*Raw records*
_____
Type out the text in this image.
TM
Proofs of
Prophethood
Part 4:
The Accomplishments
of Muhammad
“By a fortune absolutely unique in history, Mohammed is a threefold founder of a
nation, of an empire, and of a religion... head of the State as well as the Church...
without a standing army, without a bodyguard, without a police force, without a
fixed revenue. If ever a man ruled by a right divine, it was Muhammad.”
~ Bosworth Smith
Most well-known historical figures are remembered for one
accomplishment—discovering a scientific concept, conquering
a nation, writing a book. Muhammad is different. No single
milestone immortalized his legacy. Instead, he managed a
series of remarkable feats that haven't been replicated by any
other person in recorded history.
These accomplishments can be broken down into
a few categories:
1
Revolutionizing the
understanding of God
_____
*YOUR TASK*
Write out every line of the listing that holds the word "history".

*SOLUTION FOR THIS PROBLEM*
“By a fortune absolutely unique in history, Mohammed is a threefold founder of a
other person in recorded history.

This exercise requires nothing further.